* start PROVIDED MATERIAL *

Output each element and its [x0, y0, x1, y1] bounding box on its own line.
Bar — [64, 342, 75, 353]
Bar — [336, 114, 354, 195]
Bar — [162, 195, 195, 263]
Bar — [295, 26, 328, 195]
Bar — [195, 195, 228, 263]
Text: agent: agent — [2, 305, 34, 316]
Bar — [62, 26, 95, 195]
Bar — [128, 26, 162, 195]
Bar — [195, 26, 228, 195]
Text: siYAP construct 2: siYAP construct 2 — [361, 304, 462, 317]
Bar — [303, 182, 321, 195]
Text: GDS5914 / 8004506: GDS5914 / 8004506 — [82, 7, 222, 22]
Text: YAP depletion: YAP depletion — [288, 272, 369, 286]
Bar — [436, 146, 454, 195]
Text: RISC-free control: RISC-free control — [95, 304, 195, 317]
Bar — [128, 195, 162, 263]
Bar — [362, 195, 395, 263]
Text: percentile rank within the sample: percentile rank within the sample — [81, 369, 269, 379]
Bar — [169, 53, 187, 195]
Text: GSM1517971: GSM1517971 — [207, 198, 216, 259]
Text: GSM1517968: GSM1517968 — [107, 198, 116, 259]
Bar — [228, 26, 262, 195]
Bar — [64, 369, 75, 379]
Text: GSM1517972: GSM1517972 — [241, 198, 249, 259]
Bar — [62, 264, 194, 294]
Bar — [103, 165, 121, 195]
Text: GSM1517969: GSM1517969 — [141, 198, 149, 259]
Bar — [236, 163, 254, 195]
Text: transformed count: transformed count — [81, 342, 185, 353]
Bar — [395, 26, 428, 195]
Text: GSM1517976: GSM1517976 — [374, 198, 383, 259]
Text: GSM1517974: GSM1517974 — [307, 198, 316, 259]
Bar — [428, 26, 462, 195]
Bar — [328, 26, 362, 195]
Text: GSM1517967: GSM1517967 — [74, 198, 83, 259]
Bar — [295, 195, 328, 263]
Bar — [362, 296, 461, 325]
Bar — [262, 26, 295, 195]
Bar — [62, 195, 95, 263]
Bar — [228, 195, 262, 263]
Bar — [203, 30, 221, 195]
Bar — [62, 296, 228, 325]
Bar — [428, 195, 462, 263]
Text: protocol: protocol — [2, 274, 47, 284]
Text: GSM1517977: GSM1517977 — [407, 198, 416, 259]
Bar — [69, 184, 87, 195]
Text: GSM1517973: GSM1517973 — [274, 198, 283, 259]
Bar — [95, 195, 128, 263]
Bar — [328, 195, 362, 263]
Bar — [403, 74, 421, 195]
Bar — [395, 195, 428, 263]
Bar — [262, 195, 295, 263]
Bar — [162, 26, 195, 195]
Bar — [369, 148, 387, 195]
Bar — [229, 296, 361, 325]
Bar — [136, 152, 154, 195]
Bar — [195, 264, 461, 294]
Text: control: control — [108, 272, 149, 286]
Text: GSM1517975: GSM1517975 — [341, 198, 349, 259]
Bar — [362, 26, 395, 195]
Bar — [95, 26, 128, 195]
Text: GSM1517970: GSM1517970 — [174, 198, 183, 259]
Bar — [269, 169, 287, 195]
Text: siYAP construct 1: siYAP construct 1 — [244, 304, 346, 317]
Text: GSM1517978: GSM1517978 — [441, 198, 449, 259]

* end PROVIDED MATERIAL *

WHAT IS REQUIRED: Return the data unchanged, starting with its first line and ending with the line that contains "Bar — [169, 53, 187, 195]", with both of those lines included.

COMPLETE RESPONSE:
Output each element and its [x0, y0, x1, y1] bounding box on its own line.
Bar — [64, 342, 75, 353]
Bar — [336, 114, 354, 195]
Bar — [162, 195, 195, 263]
Bar — [295, 26, 328, 195]
Bar — [195, 195, 228, 263]
Text: agent: agent — [2, 305, 34, 316]
Bar — [62, 26, 95, 195]
Bar — [128, 26, 162, 195]
Bar — [195, 26, 228, 195]
Text: siYAP construct 2: siYAP construct 2 — [361, 304, 462, 317]
Bar — [303, 182, 321, 195]
Text: GDS5914 / 8004506: GDS5914 / 8004506 — [82, 7, 222, 22]
Text: YAP depletion: YAP depletion — [288, 272, 369, 286]
Bar — [436, 146, 454, 195]
Text: RISC-free control: RISC-free control — [95, 304, 195, 317]
Bar — [128, 195, 162, 263]
Bar — [362, 195, 395, 263]
Text: percentile rank within the sample: percentile rank within the sample — [81, 369, 269, 379]
Bar — [169, 53, 187, 195]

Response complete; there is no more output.